** EXERCISE **
Can you quote the records below in full, word for word?

** START OF MATERIAL PROVIDED **

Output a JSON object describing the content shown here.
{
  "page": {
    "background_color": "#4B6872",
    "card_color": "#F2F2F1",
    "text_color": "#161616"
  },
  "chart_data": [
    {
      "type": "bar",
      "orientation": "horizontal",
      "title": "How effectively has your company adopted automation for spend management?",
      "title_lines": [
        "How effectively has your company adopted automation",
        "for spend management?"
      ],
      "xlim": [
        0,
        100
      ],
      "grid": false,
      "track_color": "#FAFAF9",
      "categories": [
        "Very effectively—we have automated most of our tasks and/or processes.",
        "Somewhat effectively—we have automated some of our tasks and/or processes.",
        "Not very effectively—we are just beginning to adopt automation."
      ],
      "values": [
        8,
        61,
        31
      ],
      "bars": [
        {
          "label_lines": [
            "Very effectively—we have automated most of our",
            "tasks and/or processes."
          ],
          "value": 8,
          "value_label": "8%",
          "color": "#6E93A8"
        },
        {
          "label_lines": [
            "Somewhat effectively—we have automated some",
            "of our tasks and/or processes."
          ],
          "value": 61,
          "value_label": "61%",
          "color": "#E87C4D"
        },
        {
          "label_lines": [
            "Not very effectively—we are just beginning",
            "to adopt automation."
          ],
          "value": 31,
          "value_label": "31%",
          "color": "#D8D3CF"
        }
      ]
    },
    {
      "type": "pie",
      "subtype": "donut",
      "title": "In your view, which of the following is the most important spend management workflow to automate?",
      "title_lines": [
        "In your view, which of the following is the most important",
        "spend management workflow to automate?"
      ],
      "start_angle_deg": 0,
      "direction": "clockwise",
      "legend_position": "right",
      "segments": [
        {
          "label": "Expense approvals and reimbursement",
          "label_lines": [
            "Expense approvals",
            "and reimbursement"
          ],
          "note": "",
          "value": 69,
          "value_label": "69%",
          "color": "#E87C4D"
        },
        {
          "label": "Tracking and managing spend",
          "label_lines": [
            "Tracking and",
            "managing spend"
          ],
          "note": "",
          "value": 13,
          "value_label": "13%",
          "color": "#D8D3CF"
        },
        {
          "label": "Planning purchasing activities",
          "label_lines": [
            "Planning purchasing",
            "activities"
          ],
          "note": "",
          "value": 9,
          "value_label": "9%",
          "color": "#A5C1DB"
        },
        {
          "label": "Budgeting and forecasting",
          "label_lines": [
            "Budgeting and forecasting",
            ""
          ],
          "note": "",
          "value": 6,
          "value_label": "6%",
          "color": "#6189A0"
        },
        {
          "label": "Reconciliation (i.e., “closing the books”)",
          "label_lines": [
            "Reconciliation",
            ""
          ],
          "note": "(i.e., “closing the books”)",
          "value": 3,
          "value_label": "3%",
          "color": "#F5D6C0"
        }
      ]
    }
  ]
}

** END OF MATERIAL PROVIDED **

** IN RESPONSE **
Output a JSON object describing the content shown here.
{
  "page": {
    "background_color": "#4B6872",
    "card_color": "#F2F2F1",
    "text_color": "#161616"
  },
  "chart_data": [
    {
      "type": "bar",
      "orientation": "horizontal",
      "title": "How effectively has your company adopted automation for spend management?",
      "title_lines": [
        "How effectively has your company adopted automation",
        "for spend management?"
      ],
      "xlim": [
        0,
        100
      ],
      "grid": false,
      "track_color": "#FAFAF9",
      "categories": [
        "Very effectively—we have automated most of our tasks and/or processes.",
        "Somewhat effectively—we have automated some of our tasks and/or processes.",
        "Not very effectively—we are just beginning to adopt automation."
      ],
      "values": [
        8,
        61,
        31
      ],
      "bars": [
        {
          "label_lines": [
            "Very effectively—we have automated most of our",
            "tasks and/or processes."
          ],
          "value": 8,
          "value_label": "8%",
          "color": "#6E93A8"
        },
        {
          "label_lines": [
            "Somewhat effectively—we have automated some",
            "of our tasks and/or processes."
          ],
          "value": 61,
          "value_label": "61%",
          "color": "#E87C4D"
        },
        {
          "label_lines": [
            "Not very effectively—we are just beginning",
            "to adopt automation."
          ],
          "value": 31,
          "value_label": "31%",
          "color": "#D8D3CF"
        }
      ]
    },
    {
      "type": "pie",
      "subtype": "donut",
      "title": "In your view, which of the following is the most important spend management workflow to automate?",
      "title_lines": [
        "In your view, which of the following is the most important",
        "spend management workflow to automate?"
      ],
      "start_angle_deg": 0,
      "direction": "clockwise",
      "legend_position": "right",
      "segments": [
        {
          "label": "Expense approvals and reimbursement",
          "label_lines": [
            "Expense approvals",
            "and reimbursement"
          ],
          "note": "",
          "value": 69,
          "value_label": "69%",
          "color": "#E87C4D"
        },
        {
          "label": "Tracking and managing spend",
          "label_lines": [
            "Tracking and",
            "managing spend"
          ],
          "note": "",
          "value": 13,
          "value_label": "13%",
          "color": "#D8D3CF"
        },
        {
          "label": "Planning purchasing activities",
          "label_lines": [
            "Planning purchasing",
            "activities"
          ],
          "note": "",
          "value": 9,
          "value_label": "9%",
          "color": "#A5C1DB"
        },
        {
          "label": "Budgeting and forecasting",
          "label_lines": [
            "Budgeting and forecasting",
            ""
          ],
          "note": "",
          "value": 6,
          "value_label": "6%",
          "color": "#6189A0"
        },
        {
          "label": "Reconciliation (i.e., “closing the books”)",
          "label_lines": [
            "Reconciliation",
            ""
          ],
          "note": "(i.e., “closing the books”)",
          "value": 3,
          "value_label": "3%",
          "color": "#F5D6C0"
        }
      ]
    }
  ]
}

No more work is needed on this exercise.